(Entries with figure data)
+ + + + + + +

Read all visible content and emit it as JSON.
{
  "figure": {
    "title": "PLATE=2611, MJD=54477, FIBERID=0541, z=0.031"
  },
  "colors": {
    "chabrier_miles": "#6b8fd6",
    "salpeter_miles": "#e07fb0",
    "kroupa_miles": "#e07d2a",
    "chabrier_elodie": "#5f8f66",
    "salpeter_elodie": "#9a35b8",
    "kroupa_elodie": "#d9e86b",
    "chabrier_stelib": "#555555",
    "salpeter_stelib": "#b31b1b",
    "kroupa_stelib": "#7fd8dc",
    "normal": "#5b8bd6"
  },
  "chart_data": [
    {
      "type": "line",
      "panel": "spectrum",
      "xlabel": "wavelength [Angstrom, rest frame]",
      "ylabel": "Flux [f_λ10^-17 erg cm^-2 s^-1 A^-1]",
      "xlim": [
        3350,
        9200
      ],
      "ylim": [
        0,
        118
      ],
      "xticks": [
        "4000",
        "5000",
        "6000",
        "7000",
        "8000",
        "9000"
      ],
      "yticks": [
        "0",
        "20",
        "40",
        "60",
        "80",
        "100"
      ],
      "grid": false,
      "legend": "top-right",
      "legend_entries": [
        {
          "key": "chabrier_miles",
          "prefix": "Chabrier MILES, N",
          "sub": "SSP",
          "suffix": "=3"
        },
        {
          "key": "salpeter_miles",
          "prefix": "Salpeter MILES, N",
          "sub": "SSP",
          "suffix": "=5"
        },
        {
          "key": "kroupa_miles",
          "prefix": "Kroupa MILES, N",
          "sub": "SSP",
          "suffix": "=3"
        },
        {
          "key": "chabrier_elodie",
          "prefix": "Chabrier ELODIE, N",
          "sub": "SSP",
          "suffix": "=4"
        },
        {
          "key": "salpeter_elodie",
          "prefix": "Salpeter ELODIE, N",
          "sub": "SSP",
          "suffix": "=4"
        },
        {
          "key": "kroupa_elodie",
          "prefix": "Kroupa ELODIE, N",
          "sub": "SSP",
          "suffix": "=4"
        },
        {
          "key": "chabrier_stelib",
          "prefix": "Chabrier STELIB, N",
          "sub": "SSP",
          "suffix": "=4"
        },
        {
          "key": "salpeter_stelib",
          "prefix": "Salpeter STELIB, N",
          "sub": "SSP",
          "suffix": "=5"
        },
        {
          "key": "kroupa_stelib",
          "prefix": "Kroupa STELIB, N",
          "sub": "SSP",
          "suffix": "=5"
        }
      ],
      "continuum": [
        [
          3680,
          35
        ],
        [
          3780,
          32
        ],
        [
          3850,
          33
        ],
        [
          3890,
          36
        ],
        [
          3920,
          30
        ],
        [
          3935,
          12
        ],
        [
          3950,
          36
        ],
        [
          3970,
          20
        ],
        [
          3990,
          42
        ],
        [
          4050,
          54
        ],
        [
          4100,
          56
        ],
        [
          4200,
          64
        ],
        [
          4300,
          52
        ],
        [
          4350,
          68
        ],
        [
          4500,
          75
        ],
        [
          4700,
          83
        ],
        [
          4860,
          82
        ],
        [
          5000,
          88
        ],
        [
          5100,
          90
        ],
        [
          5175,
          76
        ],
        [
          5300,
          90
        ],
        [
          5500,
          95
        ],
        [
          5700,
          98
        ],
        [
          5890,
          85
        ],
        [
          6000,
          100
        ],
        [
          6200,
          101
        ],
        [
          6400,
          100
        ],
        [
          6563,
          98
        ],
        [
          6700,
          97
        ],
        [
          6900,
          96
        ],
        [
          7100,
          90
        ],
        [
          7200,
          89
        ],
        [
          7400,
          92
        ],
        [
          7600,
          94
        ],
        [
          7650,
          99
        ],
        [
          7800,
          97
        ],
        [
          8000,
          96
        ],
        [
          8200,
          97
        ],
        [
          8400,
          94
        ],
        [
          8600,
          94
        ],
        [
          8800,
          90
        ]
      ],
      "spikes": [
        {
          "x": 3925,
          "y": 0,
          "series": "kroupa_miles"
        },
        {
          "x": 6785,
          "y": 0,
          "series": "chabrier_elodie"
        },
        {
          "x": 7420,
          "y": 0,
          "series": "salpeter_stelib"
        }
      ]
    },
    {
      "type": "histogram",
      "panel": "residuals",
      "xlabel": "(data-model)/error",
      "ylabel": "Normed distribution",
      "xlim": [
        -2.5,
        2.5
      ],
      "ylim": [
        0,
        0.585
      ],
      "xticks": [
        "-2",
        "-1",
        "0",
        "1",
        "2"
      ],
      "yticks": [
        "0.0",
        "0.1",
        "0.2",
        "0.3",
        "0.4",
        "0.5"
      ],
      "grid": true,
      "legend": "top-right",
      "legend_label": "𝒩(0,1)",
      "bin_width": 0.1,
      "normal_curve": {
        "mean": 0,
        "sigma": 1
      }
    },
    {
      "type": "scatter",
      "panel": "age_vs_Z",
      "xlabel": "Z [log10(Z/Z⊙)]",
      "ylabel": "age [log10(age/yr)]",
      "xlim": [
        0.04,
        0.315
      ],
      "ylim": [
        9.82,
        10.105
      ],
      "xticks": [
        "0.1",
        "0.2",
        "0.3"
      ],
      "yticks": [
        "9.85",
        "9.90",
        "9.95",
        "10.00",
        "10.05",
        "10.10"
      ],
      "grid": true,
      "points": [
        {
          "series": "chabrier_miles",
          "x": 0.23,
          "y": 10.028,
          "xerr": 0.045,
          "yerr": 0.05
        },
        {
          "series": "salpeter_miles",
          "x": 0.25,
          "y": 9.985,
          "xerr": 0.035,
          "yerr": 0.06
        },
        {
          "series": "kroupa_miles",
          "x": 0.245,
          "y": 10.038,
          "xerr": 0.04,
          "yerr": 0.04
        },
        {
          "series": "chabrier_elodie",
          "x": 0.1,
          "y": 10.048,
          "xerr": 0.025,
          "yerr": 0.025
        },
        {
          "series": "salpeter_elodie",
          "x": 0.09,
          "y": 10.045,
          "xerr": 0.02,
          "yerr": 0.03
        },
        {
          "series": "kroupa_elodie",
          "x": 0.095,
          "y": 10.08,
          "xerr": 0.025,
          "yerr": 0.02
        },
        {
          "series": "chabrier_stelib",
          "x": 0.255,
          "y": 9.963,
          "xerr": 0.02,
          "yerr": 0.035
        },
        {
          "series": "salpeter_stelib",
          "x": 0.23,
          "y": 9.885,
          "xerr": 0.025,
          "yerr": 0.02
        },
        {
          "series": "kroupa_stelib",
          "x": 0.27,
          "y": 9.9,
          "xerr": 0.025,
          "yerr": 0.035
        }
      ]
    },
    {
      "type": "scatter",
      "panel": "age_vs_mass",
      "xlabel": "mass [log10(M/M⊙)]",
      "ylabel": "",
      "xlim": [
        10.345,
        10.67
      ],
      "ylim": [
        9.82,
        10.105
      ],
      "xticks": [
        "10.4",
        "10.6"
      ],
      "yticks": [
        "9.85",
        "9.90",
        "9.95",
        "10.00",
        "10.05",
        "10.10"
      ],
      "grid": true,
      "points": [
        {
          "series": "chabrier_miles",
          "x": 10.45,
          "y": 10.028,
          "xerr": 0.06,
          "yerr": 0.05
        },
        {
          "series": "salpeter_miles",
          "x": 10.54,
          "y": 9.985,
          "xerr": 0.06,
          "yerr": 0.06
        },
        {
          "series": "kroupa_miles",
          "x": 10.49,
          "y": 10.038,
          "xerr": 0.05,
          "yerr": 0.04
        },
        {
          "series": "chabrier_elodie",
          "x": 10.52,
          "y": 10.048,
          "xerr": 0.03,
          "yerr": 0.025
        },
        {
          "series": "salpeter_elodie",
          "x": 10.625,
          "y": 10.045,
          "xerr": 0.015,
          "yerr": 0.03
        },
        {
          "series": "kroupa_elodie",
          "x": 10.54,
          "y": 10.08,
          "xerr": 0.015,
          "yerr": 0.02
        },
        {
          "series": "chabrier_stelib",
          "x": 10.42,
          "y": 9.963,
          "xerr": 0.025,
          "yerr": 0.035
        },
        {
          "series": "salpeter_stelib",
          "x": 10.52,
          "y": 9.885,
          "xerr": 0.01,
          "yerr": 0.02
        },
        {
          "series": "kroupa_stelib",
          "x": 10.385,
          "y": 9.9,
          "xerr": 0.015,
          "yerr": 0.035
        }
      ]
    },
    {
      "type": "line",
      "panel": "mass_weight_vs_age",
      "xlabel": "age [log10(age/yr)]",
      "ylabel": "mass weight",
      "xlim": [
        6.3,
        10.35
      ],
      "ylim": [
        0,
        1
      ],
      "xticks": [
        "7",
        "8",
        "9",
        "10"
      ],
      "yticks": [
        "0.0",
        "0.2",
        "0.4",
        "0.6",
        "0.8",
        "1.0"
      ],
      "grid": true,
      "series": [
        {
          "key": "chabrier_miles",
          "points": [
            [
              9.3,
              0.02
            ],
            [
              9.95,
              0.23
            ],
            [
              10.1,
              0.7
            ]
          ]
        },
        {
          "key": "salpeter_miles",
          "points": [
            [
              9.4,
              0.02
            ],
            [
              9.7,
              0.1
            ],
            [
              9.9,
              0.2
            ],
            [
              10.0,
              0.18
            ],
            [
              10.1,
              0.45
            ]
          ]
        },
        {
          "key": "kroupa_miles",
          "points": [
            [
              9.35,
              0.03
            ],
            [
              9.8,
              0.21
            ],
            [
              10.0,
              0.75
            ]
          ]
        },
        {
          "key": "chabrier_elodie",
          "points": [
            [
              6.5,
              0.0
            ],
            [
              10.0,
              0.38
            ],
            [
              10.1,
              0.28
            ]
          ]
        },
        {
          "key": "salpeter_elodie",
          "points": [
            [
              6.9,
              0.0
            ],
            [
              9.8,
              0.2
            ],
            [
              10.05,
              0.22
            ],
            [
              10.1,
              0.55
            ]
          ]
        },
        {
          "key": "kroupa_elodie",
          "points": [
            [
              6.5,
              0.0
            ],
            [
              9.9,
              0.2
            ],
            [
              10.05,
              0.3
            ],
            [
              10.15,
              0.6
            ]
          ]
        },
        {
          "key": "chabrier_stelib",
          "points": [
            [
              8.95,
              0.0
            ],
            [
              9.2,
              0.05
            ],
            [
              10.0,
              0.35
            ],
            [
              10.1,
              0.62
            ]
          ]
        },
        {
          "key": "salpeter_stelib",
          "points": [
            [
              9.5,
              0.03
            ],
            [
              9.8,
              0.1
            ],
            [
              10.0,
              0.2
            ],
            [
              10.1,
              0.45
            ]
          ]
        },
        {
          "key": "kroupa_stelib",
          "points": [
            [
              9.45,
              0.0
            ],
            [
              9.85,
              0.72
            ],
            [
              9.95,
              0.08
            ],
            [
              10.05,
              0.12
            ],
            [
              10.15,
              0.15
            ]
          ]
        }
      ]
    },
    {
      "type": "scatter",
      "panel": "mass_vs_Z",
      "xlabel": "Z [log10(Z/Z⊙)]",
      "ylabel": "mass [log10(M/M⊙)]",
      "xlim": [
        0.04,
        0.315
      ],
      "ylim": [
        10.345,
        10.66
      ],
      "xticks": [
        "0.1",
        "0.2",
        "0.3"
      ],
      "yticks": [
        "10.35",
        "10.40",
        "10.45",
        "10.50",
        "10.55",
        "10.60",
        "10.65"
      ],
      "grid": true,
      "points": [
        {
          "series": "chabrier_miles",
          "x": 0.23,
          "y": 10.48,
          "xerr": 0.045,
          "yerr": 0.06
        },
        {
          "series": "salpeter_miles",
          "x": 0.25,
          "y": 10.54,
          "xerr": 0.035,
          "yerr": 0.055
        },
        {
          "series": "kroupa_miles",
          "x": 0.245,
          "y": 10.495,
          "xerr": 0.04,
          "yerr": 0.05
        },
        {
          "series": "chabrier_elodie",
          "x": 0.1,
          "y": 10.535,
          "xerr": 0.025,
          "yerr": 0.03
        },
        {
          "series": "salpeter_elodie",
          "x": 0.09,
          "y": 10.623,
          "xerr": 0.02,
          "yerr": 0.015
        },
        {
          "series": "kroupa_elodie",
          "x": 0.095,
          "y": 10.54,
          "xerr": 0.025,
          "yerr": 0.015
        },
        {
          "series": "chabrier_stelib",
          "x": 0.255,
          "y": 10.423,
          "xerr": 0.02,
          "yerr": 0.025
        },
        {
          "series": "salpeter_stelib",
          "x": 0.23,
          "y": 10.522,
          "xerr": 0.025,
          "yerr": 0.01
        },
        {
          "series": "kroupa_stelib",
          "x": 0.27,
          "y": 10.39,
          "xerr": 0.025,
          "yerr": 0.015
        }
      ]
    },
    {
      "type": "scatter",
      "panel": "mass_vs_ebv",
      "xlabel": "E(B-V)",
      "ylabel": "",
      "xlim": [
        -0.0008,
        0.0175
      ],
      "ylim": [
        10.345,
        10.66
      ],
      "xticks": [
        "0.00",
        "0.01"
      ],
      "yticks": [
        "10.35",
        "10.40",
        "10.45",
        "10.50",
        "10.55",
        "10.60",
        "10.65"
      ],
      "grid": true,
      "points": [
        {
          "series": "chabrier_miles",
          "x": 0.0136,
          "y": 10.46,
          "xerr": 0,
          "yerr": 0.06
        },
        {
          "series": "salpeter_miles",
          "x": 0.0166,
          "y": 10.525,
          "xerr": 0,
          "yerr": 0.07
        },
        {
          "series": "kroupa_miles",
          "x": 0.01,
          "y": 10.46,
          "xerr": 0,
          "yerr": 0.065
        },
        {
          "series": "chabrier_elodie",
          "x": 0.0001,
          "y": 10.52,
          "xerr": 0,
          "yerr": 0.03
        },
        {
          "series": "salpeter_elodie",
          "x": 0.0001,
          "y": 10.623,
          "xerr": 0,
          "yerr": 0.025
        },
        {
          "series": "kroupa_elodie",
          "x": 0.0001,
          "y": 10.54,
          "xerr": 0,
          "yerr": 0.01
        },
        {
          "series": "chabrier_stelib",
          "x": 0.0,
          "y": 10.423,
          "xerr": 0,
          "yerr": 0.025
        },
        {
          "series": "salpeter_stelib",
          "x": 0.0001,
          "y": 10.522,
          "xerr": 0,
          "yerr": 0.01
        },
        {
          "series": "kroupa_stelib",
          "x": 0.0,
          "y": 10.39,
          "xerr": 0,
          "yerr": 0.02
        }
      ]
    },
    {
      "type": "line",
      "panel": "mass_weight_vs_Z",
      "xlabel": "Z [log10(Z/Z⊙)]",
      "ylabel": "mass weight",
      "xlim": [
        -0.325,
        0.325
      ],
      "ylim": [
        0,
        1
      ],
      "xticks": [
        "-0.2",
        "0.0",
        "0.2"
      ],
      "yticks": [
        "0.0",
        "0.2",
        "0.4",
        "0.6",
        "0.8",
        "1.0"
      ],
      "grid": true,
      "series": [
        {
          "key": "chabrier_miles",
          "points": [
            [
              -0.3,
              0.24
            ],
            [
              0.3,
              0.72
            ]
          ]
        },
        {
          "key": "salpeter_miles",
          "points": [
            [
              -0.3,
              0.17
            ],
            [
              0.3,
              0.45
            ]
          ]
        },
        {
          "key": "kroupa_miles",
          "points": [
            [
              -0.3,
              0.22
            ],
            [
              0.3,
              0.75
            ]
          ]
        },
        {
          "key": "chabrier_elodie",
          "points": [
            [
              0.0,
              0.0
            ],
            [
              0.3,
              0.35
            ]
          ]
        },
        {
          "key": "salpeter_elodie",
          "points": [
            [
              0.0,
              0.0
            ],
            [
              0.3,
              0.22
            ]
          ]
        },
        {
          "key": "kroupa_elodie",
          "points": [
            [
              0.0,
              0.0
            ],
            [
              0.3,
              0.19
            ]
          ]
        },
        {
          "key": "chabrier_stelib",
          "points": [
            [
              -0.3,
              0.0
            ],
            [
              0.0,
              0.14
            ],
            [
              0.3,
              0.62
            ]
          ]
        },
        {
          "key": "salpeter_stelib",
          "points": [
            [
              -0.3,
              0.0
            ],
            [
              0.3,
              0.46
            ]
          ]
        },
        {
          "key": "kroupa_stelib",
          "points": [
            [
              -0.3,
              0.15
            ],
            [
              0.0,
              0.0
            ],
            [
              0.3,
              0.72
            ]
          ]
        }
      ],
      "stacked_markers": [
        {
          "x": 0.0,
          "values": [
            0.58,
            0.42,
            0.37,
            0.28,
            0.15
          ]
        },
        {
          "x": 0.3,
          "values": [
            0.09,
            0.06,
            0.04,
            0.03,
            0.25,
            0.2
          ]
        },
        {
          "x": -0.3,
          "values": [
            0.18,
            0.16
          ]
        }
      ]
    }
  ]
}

+ + + + + + +

● TO BE DONE
Extract every line of the records above that contains the word "ylabel".

● EXERCISE RESPONSE
      "ylabel": "Flux [f_λ10^-17 erg cm^-2 s^-1 A^-1]",
      "ylabel": "Normed distribution",
      "ylabel": "age [log10(age/yr)]",
      "ylabel": "",
      "ylabel": "mass weight",
      "ylabel": "mass [log10(M/M⊙)]",
      "ylabel": "",
      "ylabel": "mass weight",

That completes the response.